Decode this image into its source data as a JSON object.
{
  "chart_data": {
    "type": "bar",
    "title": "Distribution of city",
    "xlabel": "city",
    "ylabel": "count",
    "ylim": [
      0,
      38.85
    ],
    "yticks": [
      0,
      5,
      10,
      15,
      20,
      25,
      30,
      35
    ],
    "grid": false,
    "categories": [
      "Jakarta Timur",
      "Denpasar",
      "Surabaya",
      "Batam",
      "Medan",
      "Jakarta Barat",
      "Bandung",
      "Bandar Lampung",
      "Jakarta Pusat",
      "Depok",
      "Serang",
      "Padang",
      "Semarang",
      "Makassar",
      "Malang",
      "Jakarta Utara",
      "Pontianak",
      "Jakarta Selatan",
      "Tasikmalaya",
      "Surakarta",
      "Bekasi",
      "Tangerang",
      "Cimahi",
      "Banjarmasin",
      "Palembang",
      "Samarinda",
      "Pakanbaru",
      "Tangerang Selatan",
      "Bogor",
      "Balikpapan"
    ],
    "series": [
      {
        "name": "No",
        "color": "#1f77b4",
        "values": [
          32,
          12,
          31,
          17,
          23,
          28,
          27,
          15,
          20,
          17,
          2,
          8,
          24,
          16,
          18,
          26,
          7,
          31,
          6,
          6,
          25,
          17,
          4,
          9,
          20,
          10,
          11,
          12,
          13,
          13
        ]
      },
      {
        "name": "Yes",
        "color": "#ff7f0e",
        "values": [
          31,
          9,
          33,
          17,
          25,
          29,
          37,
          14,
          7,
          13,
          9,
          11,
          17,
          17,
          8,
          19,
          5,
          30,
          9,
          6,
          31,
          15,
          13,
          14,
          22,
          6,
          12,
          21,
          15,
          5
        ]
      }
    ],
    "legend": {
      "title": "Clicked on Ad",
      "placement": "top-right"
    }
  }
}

— TASK BRIEF —
Return every line from the records above that holds the word "city".

— EXERCISE RESULT —
    "title": "Distribution of city",
    "xlabel": "city",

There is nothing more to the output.